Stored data

++++++++++++++++++++

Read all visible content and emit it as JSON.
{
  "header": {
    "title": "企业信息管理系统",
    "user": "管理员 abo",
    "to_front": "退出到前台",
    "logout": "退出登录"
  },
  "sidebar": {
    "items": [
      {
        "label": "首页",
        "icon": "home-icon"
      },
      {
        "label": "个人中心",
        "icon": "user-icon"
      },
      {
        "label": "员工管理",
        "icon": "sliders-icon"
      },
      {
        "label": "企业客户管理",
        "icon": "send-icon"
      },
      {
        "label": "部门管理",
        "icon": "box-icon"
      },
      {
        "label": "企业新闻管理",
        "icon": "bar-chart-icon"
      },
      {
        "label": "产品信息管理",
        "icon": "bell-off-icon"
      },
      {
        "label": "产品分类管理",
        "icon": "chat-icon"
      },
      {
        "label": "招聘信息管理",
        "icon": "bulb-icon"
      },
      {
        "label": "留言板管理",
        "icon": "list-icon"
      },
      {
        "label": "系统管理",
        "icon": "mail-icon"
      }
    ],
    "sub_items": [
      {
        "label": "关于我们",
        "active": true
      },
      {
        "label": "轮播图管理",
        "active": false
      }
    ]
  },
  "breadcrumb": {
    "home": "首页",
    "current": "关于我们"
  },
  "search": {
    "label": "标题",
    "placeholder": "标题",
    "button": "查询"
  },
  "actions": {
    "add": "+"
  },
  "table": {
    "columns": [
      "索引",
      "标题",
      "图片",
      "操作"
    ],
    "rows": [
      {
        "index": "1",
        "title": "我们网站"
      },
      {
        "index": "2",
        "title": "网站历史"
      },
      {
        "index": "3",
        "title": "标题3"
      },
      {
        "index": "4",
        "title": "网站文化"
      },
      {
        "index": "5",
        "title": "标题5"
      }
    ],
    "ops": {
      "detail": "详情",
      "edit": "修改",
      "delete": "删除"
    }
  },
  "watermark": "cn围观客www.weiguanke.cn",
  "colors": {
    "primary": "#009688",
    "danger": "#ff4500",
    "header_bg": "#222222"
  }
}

++++++++++++++++++++

THE REQUEST - From the listing above, return each line with the word "icon".

THE RESPONSE -
        "icon": "home-icon"
        "icon": "user-icon"
        "icon": "sliders-icon"
        "icon": "send-icon"
        "icon": "box-icon"
        "icon": "bar-chart-icon"
        "icon": "bell-off-icon"
        "icon": "chat-icon"
        "icon": "bulb-icon"
        "icon": "list-icon"
        "icon": "mail-icon"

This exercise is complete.